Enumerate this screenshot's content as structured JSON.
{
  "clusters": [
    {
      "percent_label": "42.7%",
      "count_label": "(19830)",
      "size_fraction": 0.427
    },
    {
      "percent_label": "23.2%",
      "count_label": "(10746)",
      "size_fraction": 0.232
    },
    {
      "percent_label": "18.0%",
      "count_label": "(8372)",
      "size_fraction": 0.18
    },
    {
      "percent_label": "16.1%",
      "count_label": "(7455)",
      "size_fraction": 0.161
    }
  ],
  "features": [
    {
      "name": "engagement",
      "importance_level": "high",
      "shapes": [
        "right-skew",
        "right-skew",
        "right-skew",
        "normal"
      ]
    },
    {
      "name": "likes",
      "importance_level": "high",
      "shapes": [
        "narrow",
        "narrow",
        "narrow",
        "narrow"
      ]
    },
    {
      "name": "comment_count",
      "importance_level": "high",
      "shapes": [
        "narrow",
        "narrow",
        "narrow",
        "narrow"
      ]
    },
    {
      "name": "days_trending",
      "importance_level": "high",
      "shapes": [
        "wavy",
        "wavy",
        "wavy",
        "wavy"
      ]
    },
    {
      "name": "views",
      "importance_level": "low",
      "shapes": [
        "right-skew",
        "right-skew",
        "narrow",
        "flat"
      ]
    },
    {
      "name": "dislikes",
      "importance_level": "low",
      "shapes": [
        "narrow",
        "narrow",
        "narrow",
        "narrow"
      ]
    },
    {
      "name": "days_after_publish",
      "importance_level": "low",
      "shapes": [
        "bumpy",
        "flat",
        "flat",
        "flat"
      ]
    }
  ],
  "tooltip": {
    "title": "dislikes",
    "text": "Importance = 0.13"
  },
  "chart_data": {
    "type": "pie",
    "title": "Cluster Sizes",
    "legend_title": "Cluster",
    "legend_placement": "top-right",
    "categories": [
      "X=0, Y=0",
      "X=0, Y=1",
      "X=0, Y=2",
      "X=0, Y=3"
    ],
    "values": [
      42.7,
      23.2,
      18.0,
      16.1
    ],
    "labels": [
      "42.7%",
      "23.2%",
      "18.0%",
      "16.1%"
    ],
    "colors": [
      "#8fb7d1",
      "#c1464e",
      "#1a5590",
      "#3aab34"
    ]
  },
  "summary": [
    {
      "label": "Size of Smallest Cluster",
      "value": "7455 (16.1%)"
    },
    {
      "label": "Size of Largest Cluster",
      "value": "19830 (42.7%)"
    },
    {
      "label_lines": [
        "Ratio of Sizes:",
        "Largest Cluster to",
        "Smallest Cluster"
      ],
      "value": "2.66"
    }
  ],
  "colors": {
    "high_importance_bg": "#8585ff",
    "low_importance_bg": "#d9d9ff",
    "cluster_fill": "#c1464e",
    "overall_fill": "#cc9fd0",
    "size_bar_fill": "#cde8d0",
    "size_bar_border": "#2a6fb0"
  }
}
══════════════════════════════
TO BE DONE>
Without changing a word, restate the whole listing.

OUTPUT>
Enumerate this screenshot's content as structured JSON.
{
  "clusters": [
    {
      "percent_label": "42.7%",
      "count_label": "(19830)",
      "size_fraction": 0.427
    },
    {
      "percent_label": "23.2%",
      "count_label": "(10746)",
      "size_fraction": 0.232
    },
    {
      "percent_label": "18.0%",
      "count_label": "(8372)",
      "size_fraction": 0.18
    },
    {
      "percent_label": "16.1%",
      "count_label": "(7455)",
      "size_fraction": 0.161
    }
  ],
  "features": [
    {
      "name": "engagement",
      "importance_level": "high",
      "shapes": [
        "right-skew",
        "right-skew",
        "right-skew",
        "normal"
      ]
    },
    {
      "name": "likes",
      "importance_level": "high",
      "shapes": [
        "narrow",
        "narrow",
        "narrow",
        "narrow"
      ]
    },
    {
      "name": "comment_count",
      "importance_level": "high",
      "shapes": [
        "narrow",
        "narrow",
        "narrow",
        "narrow"
      ]
    },
    {
      "name": "days_trending",
      "importance_level": "high",
      "shapes": [
        "wavy",
        "wavy",
        "wavy",
        "wavy"
      ]
    },
    {
      "name": "views",
      "importance_level": "low",
      "shapes": [
        "right-skew",
        "right-skew",
        "narrow",
        "flat"
      ]
    },
    {
      "name": "dislikes",
      "importance_level": "low",
      "shapes": [
        "narrow",
        "narrow",
        "narrow",
        "narrow"
      ]
    },
    {
      "name": "days_after_publish",
      "importance_level": "low",
      "shapes": [
        "bumpy",
        "flat",
        "flat",
        "flat"
      ]
    }
  ],
  "tooltip": {
    "title": "dislikes",
    "text": "Importance = 0.13"
  },
  "chart_data": {
    "type": "pie",
    "title": "Cluster Sizes",
    "legend_title": "Cluster",
    "legend_placement": "top-right",
    "categories": [
      "X=0, Y=0",
      "X=0, Y=1",
      "X=0, Y=2",
      "X=0, Y=3"
    ],
    "values": [
      42.7,
      23.2,
      18.0,
      16.1
    ],
    "labels": [
      "42.7%",
      "23.2%",
      "18.0%",
      "16.1%"
    ],
    "colors": [
      "#8fb7d1",
      "#c1464e",
      "#1a5590",
      "#3aab34"
    ]
  },
  "summary": [
    {
      "label": "Size of Smallest Cluster",
      "value": "7455 (16.1%)"
    },
    {
      "label": "Size of Largest Cluster",
      "value": "19830 (42.7%)"
    },
    {
      "label_lines": [
        "Ratio of Sizes:",
        "Largest Cluster to",
        "Smallest Cluster"
      ],
      "value": "2.66"
    }
  ],
  "colors": {
    "high_importance_bg": "#8585ff",
    "low_importance_bg": "#d9d9ff",
    "cluster_fill": "#c1464e",
    "overall_fill": "#cc9fd0",
    "size_bar_fill": "#cde8d0",
    "size_bar_border": "#2a6fb0"
  }
}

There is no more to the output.